TO BE DONE:
Scan the listing below and copy every line holding "Volume".
-- start TASK INPUTS --
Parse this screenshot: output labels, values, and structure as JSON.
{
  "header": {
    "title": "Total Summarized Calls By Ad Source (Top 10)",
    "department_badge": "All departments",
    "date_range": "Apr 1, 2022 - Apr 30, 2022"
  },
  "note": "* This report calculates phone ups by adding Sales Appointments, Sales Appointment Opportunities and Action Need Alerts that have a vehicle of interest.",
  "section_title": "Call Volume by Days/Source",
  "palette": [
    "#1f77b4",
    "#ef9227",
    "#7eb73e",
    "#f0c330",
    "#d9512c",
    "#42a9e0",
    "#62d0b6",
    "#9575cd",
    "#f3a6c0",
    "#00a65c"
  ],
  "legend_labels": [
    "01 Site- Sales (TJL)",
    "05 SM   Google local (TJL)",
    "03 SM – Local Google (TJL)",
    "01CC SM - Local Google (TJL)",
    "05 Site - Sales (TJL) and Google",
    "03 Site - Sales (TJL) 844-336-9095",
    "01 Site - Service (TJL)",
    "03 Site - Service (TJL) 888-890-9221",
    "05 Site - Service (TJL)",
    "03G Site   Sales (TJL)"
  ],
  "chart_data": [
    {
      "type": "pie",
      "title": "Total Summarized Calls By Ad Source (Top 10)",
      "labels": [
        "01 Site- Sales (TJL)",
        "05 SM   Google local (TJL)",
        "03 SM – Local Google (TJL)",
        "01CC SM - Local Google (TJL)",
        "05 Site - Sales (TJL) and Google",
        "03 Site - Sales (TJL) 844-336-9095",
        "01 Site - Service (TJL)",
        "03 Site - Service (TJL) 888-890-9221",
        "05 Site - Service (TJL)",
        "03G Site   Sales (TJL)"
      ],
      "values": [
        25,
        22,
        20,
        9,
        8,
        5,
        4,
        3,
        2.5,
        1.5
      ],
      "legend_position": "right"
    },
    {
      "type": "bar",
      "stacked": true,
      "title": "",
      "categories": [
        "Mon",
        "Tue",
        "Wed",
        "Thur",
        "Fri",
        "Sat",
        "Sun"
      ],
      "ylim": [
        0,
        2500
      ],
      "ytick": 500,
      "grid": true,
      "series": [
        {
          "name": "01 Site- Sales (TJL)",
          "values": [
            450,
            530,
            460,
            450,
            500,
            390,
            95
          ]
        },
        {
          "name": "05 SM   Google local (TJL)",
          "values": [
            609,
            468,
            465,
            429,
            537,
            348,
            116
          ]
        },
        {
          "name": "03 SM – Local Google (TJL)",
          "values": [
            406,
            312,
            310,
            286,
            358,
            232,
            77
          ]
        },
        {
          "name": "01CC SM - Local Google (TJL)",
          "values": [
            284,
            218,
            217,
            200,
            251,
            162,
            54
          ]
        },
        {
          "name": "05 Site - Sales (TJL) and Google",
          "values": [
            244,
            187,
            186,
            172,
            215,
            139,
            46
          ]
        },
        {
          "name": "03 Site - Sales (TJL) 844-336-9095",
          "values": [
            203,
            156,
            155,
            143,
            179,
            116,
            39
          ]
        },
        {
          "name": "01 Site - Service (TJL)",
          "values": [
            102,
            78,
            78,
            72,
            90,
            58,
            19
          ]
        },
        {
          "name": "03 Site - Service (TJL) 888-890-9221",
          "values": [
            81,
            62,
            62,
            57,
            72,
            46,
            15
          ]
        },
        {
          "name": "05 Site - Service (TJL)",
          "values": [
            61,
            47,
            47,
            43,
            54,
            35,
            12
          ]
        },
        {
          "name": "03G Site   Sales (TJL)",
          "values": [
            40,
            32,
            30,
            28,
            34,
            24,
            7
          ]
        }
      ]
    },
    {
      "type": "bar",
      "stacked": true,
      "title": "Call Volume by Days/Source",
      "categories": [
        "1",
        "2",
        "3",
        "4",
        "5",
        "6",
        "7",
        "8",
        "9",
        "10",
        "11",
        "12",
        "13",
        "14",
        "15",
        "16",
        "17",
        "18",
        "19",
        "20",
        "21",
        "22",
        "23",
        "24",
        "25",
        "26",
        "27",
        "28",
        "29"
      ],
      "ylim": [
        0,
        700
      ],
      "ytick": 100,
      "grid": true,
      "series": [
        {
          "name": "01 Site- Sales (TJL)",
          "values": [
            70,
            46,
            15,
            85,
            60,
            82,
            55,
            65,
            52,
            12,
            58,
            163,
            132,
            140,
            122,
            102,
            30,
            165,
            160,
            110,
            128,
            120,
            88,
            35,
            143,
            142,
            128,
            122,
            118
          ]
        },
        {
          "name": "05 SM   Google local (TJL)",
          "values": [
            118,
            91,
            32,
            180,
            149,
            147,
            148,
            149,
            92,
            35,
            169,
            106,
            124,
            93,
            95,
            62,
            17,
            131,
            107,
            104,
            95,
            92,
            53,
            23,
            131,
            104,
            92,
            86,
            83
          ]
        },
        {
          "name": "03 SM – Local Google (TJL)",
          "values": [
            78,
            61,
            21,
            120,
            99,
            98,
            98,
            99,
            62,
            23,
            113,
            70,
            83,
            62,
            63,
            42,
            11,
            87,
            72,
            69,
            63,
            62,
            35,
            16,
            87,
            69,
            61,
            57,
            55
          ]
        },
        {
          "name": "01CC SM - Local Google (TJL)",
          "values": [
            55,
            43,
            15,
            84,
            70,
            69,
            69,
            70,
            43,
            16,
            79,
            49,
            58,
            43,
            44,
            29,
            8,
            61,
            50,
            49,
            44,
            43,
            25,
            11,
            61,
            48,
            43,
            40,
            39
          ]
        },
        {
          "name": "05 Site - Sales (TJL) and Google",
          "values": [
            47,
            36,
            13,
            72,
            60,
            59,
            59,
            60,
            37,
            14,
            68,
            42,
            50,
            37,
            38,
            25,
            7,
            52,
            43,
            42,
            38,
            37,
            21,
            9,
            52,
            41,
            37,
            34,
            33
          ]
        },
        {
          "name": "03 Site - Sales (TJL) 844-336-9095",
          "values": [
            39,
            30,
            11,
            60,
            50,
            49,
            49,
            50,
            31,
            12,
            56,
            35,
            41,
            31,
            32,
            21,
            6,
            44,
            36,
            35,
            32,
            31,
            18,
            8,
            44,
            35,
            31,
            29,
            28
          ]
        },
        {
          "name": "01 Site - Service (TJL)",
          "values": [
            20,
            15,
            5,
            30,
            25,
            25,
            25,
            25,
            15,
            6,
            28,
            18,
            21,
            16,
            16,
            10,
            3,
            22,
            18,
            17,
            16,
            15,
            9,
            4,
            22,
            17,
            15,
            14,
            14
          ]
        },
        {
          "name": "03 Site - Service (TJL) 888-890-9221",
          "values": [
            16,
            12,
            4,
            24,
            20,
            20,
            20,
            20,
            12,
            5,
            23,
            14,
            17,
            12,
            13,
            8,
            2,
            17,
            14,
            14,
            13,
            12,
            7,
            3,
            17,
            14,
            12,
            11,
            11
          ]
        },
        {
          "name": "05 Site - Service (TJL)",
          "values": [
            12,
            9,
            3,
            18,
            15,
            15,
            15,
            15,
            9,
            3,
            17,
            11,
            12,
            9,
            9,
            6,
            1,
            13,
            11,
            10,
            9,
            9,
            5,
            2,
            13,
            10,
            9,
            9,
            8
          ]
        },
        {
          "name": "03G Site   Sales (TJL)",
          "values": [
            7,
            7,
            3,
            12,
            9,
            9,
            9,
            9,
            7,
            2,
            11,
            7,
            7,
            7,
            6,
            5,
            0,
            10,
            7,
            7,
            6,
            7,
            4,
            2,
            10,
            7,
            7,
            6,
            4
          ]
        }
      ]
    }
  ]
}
-- end TASK INPUTS --
WRITTEN RESPONSE:
  "section_title": "Call Volume by Days/Source",
      "title": "Call Volume by Days/Source",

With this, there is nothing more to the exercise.